>> BEGIN
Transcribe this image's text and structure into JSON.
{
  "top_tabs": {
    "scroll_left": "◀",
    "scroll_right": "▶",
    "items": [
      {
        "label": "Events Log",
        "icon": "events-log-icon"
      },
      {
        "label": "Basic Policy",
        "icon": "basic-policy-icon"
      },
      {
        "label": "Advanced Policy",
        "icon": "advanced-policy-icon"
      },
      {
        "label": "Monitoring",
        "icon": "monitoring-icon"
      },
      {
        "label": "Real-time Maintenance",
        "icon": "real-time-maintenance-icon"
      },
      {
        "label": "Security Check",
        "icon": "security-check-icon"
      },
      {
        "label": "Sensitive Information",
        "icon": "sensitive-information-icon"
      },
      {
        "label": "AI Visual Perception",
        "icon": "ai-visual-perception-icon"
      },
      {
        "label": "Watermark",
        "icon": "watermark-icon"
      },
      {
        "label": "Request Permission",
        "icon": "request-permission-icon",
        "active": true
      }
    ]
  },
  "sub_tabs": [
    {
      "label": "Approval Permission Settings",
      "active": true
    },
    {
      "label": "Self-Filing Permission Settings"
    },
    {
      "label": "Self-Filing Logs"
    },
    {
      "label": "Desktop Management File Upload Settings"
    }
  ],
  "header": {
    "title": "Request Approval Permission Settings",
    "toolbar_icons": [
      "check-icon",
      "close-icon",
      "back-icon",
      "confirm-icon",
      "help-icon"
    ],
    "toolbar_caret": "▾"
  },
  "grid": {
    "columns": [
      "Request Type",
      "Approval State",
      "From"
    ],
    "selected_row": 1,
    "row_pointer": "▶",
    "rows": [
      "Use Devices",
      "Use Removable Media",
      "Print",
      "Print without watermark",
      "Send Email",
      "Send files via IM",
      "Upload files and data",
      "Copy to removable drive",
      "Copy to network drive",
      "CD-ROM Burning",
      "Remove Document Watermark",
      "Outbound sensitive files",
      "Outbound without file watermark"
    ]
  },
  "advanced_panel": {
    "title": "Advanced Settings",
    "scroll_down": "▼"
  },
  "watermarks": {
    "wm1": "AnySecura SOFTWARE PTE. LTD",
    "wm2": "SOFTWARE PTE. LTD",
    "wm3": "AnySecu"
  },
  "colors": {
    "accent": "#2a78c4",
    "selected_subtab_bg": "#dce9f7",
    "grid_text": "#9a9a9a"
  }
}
>> END
EXERCISE DIRECTIONS:
Reproduce the data shown above exactly.

FINAL RESULT:
Transcribe this image's text and structure into JSON.
{
  "top_tabs": {
    "scroll_left": "◀",
    "scroll_right": "▶",
    "items": [
      {
        "label": "Events Log",
        "icon": "events-log-icon"
      },
      {
        "label": "Basic Policy",
        "icon": "basic-policy-icon"
      },
      {
        "label": "Advanced Policy",
        "icon": "advanced-policy-icon"
      },
      {
        "label": "Monitoring",
        "icon": "monitoring-icon"
      },
      {
        "label": "Real-time Maintenance",
        "icon": "real-time-maintenance-icon"
      },
      {
        "label": "Security Check",
        "icon": "security-check-icon"
      },
      {
        "label": "Sensitive Information",
        "icon": "sensitive-information-icon"
      },
      {
        "label": "AI Visual Perception",
        "icon": "ai-visual-perception-icon"
      },
      {
        "label": "Watermark",
        "icon": "watermark-icon"
      },
      {
        "label": "Request Permission",
        "icon": "request-permission-icon",
        "active": true
      }
    ]
  },
  "sub_tabs": [
    {
      "label": "Approval Permission Settings",
      "active": true
    },
    {
      "label": "Self-Filing Permission Settings"
    },
    {
      "label": "Self-Filing Logs"
    },
    {
      "label": "Desktop Management File Upload Settings"
    }
  ],
  "header": {
    "title": "Request Approval Permission Settings",
    "toolbar_icons": [
      "check-icon",
      "close-icon",
      "back-icon",
      "confirm-icon",
      "help-icon"
    ],
    "toolbar_caret": "▾"
  },
  "grid": {
    "columns": [
      "Request Type",
      "Approval State",
      "From"
    ],
    "selected_row": 1,
    "row_pointer": "▶",
    "rows": [
      "Use Devices",
      "Use Removable Media",
      "Print",
      "Print without watermark",
      "Send Email",
      "Send files via IM",
      "Upload files and data",
      "Copy to removable drive",
      "Copy to network drive",
      "CD-ROM Burning",
      "Remove Document Watermark",
      "Outbound sensitive files",
      "Outbound without file watermark"
    ]
  },
  "advanced_panel": {
    "title": "Advanced Settings",
    "scroll_down": "▼"
  },
  "watermarks": {
    "wm1": "AnySecura SOFTWARE PTE. LTD",
    "wm2": "SOFTWARE PTE. LTD",
    "wm3": "AnySecu"
  },
  "colors": {
    "accent": "#2a78c4",
    "selected_subtab_bg": "#dce9f7",
    "grid_text": "#9a9a9a"
  }
}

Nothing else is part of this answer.